**PROBLEM DESCRIPTION**
Quote the entries word for word. Omit the pictures.

**Stored data**
::::::

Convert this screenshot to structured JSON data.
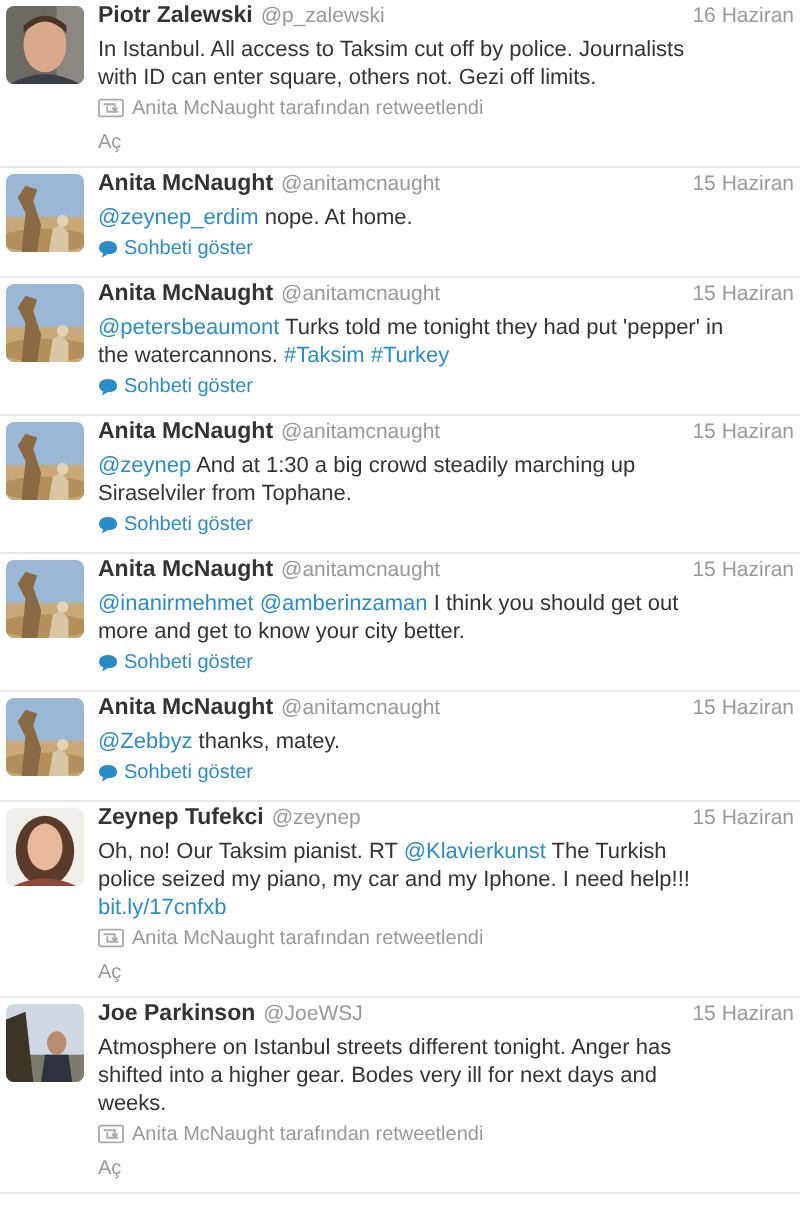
{
  "tweets": [
    {
      "name": "Piotr Zalewski",
      "handle": "@p_zalewski",
      "date": "16 Haziran",
      "avatar": {
        "kind": "picture"
      },
      "text": [
        {
          "kind": "plain",
          "text": "In Istanbul. All access to Taksim cut off by police. Journalists with ID can enter square, others not. Gezi off limits."
        }
      ],
      "footer": {
        "kind": "retweet",
        "label": "Anita McNaught tarafından retweetlendi",
        "action": "Aç"
      }
    },
    {
      "name": "Anita McNaught",
      "handle": "@anitamcnaught",
      "date": "15 Haziran",
      "avatar": {
        "kind": "picture"
      },
      "text": [
        {
          "kind": "link",
          "text": "@zeynep_erdim"
        },
        {
          "kind": "plain",
          "text": " nope. At home."
        }
      ],
      "footer": {
        "kind": "conversation",
        "label": "Sohbeti göster"
      }
    },
    {
      "name": "Anita McNaught",
      "handle": "@anitamcnaught",
      "date": "15 Haziran",
      "avatar": {
        "kind": "picture"
      },
      "text": [
        {
          "kind": "link",
          "text": "@petersbeaumont"
        },
        {
          "kind": "plain",
          "text": " Turks told me tonight they had put 'pepper' in the watercannons. "
        },
        {
          "kind": "link",
          "text": "#Taksim #Turkey"
        }
      ],
      "footer": {
        "kind": "conversation",
        "label": "Sohbeti göster"
      }
    },
    {
      "name": "Anita McNaught",
      "handle": "@anitamcnaught",
      "date": "15 Haziran",
      "avatar": {
        "kind": "picture"
      },
      "text": [
        {
          "kind": "link",
          "text": "@zeynep"
        },
        {
          "kind": "plain",
          "text": " And at 1:30 a big crowd steadily marching up Siraselviler from Tophane."
        }
      ],
      "footer": {
        "kind": "conversation",
        "label": "Sohbeti göster"
      }
    },
    {
      "name": "Anita McNaught",
      "handle": "@anitamcnaught",
      "date": "15 Haziran",
      "avatar": {
        "kind": "picture"
      },
      "text": [
        {
          "kind": "link",
          "text": "@inanirmehmet @amberinzaman"
        },
        {
          "kind": "plain",
          "text": " I think you should get out more and get to know your city better."
        }
      ],
      "footer": {
        "kind": "conversation",
        "label": "Sohbeti göster"
      }
    },
    {
      "name": "Anita McNaught",
      "handle": "@anitamcnaught",
      "date": "15 Haziran",
      "avatar": {
        "kind": "picture"
      },
      "text": [
        {
          "kind": "link",
          "text": "@Zebbyz"
        },
        {
          "kind": "plain",
          "text": " thanks, matey."
        }
      ],
      "footer": {
        "kind": "conversation",
        "label": "Sohbeti göster"
      }
    },
    {
      "name": "Zeynep Tufekci",
      "handle": "@zeynep",
      "date": "15 Haziran",
      "avatar": {
        "kind": "picture"
      },
      "text": [
        {
          "kind": "plain",
          "text": "Oh, no! Our Taksim pianist. RT "
        },
        {
          "kind": "link",
          "text": "@Klavierkunst"
        },
        {
          "kind": "plain",
          "text": " The Turkish police seized my piano, my car and my Iphone. I need help!!! "
        },
        {
          "kind": "link",
          "text": "bit.ly/17cnfxb"
        }
      ],
      "footer": {
        "kind": "retweet",
        "label": "Anita McNaught tarafından retweetlendi",
        "action": "Aç"
      }
    },
    {
      "name": "Joe Parkinson",
      "handle": "@JoeWSJ",
      "date": "15 Haziran",
      "avatar": {
        "kind": "picture"
      },
      "text": [
        {
          "kind": "plain",
          "text": "Atmosphere on Istanbul streets different tonight. Anger has shifted into a higher gear. Bodes very ill for next days and weeks."
        }
      ],
      "footer": {
        "kind": "retweet",
        "label": "Anita McNaught tarafından retweetlendi",
        "action": "Aç"
      }
    }
  ]
}
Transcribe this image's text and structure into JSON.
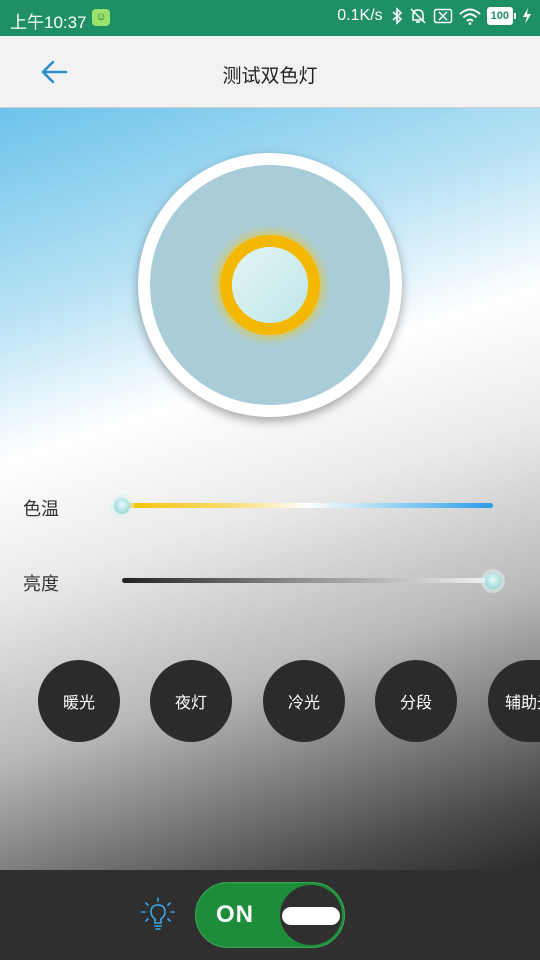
{
  "status_bar": {
    "time": "上午10:37",
    "net_speed": "0.1K/s",
    "battery": "100"
  },
  "app_bar": {
    "title": "测试双色灯"
  },
  "sliders": {
    "color_temp": {
      "label": "色温",
      "value": 0
    },
    "brightness": {
      "label": "亮度",
      "value": 1
    }
  },
  "modes": [
    {
      "label": "暖光",
      "active": true
    },
    {
      "label": "夜灯",
      "active": false
    },
    {
      "label": "冷光",
      "active": false
    },
    {
      "label": "分段",
      "active": false
    },
    {
      "label": "辅助光",
      "active": false
    }
  ],
  "power": {
    "state_label": "ON",
    "on": true
  },
  "colors": {
    "status_bar": "#1f8f66",
    "active_mode": "#29b3f3",
    "toggle_on": "#1d8d3a",
    "ring": "#f5b800",
    "back_arrow": "#2a8fd0"
  },
  "icons": {
    "back": "arrow-left-icon",
    "bulb": "lightbulb-icon",
    "bluetooth": "bluetooth-icon",
    "mute": "bell-off-icon",
    "no_sim": "sim-off-icon",
    "wifi": "wifi-icon",
    "charging": "bolt-icon"
  }
}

::::::

**OUTPUT FOR THIS EXERCISE**
Convert this screenshot to structured JSON data.
{
  "tweets": [
    {
      "name": "Piotr Zalewski",
      "handle": "@p_zalewski",
      "date": "16 Haziran",
      "avatar": {
        "kind": "picture"
      },
      "text": [
        {
          "kind": "plain",
          "text": "In Istanbul. All access to Taksim cut off by police. Journalists with ID can enter square, others not. Gezi off limits."
        }
      ],
      "footer": {
        "kind": "retweet",
        "label": "Anita McNaught tarafından retweetlendi",
        "action": "Aç"
      }
    },
    {
      "name": "Anita McNaught",
      "handle": "@anitamcnaught",
      "date": "15 Haziran",
      "avatar": {
        "kind": "picture"
      },
      "text": [
        {
          "kind": "link",
          "text": "@zeynep_erdim"
        },
        {
          "kind": "plain",
          "text": " nope. At home."
        }
      ],
      "footer": {
        "kind": "conversation",
        "label": "Sohbeti göster"
      }
    },
    {
      "name": "Anita McNaught",
      "handle": "@anitamcnaught",
      "date": "15 Haziran",
      "avatar": {
        "kind": "picture"
      },
      "text": [
        {
          "kind": "link",
          "text": "@petersbeaumont"
        },
        {
          "kind": "plain",
          "text": " Turks told me tonight they had put 'pepper' in the watercannons. "
        },
        {
          "kind": "link",
          "text": "#Taksim #Turkey"
        }
      ],
      "footer": {
        "kind": "conversation",
        "label": "Sohbeti göster"
      }
    },
    {
      "name": "Anita McNaught",
      "handle": "@anitamcnaught",
      "date": "15 Haziran",
      "avatar": {
        "kind": "picture"
      },
      "text": [
        {
          "kind": "link",
          "text": "@zeynep"
        },
        {
          "kind": "plain",
          "text": " And at 1:30 a big crowd steadily marching up Siraselviler from Tophane."
        }
      ],
      "footer": {
        "kind": "conversation",
        "label": "Sohbeti göster"
      }
    },
    {
      "name": "Anita McNaught",
      "handle": "@anitamcnaught",
      "date": "15 Haziran",
      "avatar": {
        "kind": "picture"
      },
      "text": [
        {
          "kind": "link",
          "text": "@inanirmehmet @amberinzaman"
        },
        {
          "kind": "plain",
          "text": " I think you should get out more and get to know your city better."
        }
      ],
      "footer": {
        "kind": "conversation",
        "label": "Sohbeti göster"
      }
    },
    {
      "name": "Anita McNaught",
      "handle": "@anitamcnaught",
      "date": "15 Haziran",
      "avatar": {
        "kind": "picture"
      },
      "text": [
        {
          "kind": "link",
          "text": "@Zebbyz"
        },
        {
          "kind": "plain",
          "text": " thanks, matey."
        }
      ],
      "footer": {
        "kind": "conversation",
        "label": "Sohbeti göster"
      }
    },
    {
      "name": "Zeynep Tufekci",
      "handle": "@zeynep",
      "date": "15 Haziran",
      "avatar": {
        "kind": "picture"
      },
      "text": [
        {
          "kind": "plain",
          "text": "Oh, no! Our Taksim pianist. RT "
        },
        {
          "kind": "link",
          "text": "@Klavierkunst"
        },
        {
          "kind": "plain",
          "text": " The Turkish police seized my piano, my car and my Iphone. I need help!!! "
        },
        {
          "kind": "link",
          "text": "bit.ly/17cnfxb"
        }
      ],
      "footer": {
        "kind": "retweet",
        "label": "Anita McNaught tarafından retweetlendi",
        "action": "Aç"
      }
    },
    {
      "name": "Joe Parkinson",
      "handle": "@JoeWSJ",
      "date": "15 Haziran",
      "avatar": {
        "kind": "picture"
      },
      "text": [
        {
          "kind": "plain",
          "text": "Atmosphere on Istanbul streets different tonight. Anger has shifted into a higher gear. Bodes very ill for next days and weeks."
        }
      ],
      "footer": {
        "kind": "retweet",
        "label": "Anita McNaught tarafından retweetlendi",
        "action": "Aç"
      }
    }
  ]
}
Transcribe this image's text and structure into JSON.
{
  "status_bar": {
    "time": "上午10:37",
    "net_speed": "0.1K/s",
    "battery": "100"
  },
  "app_bar": {
    "title": "测试双色灯"
  },
  "sliders": {
    "color_temp": {
      "label": "色温",
      "value": 0
    },
    "brightness": {
      "label": "亮度",
      "value": 1
    }
  },
  "modes": [
    {
      "label": "暖光",
      "active": true
    },
    {
      "label": "夜灯",
      "active": false
    },
    {
      "label": "冷光",
      "active": false
    },
    {
      "label": "分段",
      "active": false
    },
    {
      "label": "辅助光",
      "active": false
    }
  ],
  "power": {
    "state_label": "ON",
    "on": true
  },
  "colors": {
    "status_bar": "#1f8f66",
    "active_mode": "#29b3f3",
    "toggle_on": "#1d8d3a",
    "ring": "#f5b800",
    "back_arrow": "#2a8fd0"
  },
  "icons": {
    "back": "arrow-left-icon",
    "bulb": "lightbulb-icon",
    "bluetooth": "bluetooth-icon",
    "mute": "bell-off-icon",
    "no_sim": "sim-off-icon",
    "wifi": "wifi-icon",
    "charging": "bolt-icon"
  }
}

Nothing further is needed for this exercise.